*What is being asked*: All of the data should be repeated exactly; pictures are not part of the copy.

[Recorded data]
::::::::::

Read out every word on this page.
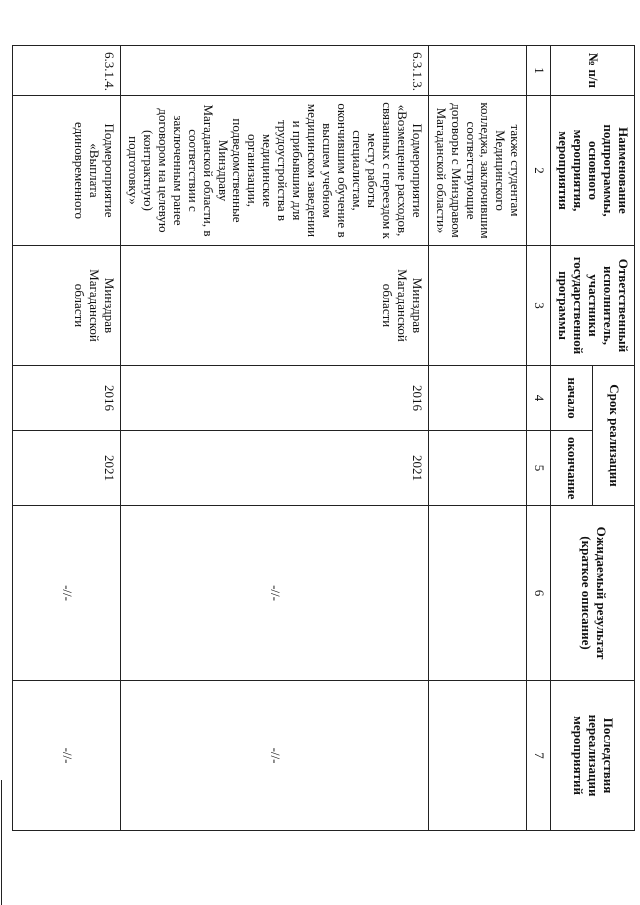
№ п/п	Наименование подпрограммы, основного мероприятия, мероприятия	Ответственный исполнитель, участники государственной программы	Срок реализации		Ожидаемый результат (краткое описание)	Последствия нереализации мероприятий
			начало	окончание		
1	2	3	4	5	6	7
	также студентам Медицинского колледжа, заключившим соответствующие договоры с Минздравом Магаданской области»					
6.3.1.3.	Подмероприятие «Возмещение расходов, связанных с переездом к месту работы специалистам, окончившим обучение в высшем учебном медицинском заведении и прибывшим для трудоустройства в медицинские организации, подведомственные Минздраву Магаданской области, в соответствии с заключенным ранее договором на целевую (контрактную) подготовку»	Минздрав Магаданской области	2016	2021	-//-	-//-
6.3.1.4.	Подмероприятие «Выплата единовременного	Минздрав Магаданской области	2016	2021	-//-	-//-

::::::::::

*Task output*:
Read out every word on this page.
№ п/п	Наименование подпрограммы, основного мероприятия, мероприятия	Ответственный исполнитель, участники государственной программы	Срок реализации		Ожидаемый результат (краткое описание)	Последствия нереализации мероприятий
			начало	окончание		
1	2	3	4	5	6	7
	также студентам Медицинского колледжа, заключившим соответствующие договоры с Минздравом Магаданской области»					
6.3.1.3.	Подмероприятие «Возмещение расходов, связанных с переездом к месту работы специалистам, окончившим обучение в высшем учебном медицинском заведении и прибывшим для трудоустройства в медицинские организации, подведомственные Минздраву Магаданской области, в соответствии с заключенным ранее договором на целевую (контрактную) подготовку»	Минздрав Магаданской области	2016	2021	-//-	-//-
6.3.1.4.	Подмероприятие «Выплата единовременного	Минздрав Магаданской области	2016	2021	-//-	-//-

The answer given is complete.